START Supplied material

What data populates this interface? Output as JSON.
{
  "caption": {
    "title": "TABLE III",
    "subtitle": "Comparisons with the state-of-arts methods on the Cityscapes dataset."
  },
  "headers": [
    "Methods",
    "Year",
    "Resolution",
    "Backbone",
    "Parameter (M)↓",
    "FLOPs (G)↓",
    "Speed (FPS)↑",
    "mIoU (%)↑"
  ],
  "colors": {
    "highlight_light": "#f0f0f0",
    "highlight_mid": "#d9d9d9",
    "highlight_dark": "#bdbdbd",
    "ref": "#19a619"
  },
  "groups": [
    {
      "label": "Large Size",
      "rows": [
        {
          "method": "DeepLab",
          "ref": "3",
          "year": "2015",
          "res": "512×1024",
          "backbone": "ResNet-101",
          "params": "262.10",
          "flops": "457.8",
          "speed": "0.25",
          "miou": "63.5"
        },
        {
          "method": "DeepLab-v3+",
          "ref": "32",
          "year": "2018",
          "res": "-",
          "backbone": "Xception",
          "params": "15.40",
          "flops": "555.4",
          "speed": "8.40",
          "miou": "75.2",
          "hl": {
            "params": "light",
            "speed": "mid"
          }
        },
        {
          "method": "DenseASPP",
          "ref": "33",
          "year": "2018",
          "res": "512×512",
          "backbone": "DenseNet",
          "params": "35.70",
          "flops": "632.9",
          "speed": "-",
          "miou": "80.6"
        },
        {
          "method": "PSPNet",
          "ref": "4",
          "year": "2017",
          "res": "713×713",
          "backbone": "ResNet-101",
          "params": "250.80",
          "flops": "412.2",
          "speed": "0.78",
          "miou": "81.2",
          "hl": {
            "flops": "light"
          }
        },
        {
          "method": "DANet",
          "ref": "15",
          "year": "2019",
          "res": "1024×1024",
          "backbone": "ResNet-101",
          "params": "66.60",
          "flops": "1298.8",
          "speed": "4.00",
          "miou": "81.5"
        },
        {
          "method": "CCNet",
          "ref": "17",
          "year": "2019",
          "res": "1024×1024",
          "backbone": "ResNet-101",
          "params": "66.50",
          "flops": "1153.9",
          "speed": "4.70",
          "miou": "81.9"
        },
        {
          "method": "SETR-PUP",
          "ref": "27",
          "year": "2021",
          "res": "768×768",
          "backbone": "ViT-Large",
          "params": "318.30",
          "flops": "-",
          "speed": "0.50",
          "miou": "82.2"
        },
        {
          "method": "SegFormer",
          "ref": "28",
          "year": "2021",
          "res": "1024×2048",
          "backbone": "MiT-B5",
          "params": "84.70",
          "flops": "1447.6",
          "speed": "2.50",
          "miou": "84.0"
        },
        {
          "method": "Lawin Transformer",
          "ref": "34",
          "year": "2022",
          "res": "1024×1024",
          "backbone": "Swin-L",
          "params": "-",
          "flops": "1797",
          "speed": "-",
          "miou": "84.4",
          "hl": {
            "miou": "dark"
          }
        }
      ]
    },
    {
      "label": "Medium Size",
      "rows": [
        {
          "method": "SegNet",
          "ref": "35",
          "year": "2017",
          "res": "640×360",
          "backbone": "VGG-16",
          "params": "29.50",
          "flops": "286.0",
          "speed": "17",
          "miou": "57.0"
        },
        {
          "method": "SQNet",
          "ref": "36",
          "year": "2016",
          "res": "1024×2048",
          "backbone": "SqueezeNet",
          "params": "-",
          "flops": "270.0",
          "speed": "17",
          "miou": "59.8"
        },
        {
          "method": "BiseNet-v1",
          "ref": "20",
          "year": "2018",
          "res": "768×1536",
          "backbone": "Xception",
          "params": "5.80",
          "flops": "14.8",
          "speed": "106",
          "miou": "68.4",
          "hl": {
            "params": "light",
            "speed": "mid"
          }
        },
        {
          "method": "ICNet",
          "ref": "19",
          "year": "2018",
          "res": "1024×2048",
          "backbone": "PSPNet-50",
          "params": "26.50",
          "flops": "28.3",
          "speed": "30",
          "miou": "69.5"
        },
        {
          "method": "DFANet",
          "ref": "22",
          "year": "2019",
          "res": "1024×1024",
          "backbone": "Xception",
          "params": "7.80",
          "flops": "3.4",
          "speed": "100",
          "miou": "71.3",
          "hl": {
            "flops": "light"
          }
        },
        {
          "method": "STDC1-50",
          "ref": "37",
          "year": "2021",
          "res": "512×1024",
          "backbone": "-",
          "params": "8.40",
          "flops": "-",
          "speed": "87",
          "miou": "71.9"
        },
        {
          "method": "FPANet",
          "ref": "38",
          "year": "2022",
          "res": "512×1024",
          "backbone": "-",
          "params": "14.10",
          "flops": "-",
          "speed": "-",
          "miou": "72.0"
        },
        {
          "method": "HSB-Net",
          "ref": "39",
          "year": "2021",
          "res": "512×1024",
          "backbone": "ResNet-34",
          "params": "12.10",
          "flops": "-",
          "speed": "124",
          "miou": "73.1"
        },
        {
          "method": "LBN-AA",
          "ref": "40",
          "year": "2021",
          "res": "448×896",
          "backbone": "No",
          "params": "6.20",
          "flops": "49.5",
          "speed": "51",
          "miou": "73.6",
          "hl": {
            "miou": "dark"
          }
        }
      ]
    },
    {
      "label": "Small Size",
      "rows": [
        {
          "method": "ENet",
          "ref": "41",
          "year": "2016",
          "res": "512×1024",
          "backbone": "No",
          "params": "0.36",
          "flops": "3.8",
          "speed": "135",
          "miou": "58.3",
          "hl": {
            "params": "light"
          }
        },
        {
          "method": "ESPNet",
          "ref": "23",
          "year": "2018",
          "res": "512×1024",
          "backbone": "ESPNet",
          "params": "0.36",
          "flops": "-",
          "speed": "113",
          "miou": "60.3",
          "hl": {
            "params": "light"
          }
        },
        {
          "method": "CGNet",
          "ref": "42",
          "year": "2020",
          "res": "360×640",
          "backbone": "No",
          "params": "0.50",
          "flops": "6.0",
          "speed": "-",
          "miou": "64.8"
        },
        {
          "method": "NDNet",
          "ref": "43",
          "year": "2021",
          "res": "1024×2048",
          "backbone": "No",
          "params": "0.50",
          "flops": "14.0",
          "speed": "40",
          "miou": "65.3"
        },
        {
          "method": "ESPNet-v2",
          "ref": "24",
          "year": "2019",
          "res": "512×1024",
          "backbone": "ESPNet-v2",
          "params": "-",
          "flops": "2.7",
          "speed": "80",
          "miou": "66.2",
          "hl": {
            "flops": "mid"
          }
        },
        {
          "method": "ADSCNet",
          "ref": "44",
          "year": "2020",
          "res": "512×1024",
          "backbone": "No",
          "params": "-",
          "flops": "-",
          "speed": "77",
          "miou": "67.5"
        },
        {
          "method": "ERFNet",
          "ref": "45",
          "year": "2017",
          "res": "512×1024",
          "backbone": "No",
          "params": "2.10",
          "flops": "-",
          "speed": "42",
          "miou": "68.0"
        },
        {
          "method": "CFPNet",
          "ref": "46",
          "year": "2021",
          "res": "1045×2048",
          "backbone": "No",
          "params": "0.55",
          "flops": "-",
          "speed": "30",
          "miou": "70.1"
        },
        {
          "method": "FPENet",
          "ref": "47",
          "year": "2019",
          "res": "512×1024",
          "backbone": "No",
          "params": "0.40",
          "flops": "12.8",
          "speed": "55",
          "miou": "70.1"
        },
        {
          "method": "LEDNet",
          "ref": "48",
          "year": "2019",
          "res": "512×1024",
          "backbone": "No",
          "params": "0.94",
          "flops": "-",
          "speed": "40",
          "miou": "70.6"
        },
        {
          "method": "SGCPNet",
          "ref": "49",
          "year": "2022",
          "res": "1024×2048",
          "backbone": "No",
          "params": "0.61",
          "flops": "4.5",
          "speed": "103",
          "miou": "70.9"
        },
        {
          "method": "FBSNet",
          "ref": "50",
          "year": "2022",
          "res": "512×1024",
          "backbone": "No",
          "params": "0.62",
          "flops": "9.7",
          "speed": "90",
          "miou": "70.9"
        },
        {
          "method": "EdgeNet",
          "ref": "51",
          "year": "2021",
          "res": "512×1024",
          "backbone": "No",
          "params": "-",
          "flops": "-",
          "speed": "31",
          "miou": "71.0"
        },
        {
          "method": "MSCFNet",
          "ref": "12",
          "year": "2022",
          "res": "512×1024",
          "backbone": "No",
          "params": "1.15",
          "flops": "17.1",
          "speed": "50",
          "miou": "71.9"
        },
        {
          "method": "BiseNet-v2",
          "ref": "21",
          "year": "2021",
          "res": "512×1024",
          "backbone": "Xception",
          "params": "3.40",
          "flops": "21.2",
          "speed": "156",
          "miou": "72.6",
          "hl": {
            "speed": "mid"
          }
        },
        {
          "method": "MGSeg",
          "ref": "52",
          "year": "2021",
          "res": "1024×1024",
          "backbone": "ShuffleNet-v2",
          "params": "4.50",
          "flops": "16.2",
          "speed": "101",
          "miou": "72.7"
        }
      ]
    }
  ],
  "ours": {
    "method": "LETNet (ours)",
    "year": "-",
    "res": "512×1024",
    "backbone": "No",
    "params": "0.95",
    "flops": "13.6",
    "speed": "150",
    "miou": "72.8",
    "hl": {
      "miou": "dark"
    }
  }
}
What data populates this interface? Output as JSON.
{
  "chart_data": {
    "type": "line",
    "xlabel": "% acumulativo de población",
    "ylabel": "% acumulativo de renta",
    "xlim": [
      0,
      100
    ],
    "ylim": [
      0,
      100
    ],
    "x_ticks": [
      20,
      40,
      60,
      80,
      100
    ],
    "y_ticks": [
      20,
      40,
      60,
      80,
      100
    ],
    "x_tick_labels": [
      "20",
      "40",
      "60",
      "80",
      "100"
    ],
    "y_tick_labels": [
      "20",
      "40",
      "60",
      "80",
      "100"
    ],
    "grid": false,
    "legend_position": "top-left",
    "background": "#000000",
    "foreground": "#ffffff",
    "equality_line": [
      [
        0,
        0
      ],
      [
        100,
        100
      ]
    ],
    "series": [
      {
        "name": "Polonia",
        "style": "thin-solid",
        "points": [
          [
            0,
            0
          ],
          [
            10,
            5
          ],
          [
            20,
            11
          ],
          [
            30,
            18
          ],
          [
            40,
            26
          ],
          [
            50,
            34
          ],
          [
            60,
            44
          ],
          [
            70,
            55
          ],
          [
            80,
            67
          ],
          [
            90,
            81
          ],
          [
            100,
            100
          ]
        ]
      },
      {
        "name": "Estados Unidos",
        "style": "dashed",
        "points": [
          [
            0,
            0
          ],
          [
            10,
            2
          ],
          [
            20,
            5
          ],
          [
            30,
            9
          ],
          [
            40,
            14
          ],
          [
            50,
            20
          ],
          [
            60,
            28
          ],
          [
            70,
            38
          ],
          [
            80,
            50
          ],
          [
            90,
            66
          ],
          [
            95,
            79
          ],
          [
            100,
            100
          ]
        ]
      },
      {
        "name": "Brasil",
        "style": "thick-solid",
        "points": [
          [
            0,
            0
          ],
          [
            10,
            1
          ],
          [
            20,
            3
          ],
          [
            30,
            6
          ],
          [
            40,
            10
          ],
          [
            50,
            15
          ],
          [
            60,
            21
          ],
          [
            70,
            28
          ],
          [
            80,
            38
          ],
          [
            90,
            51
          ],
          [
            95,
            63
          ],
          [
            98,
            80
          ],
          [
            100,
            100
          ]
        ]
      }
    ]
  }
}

END Supplied material

The answer is the number of lines in the preceding material that hold "acumulativo"; write that number and nothing else.

*Answer to the problem*
2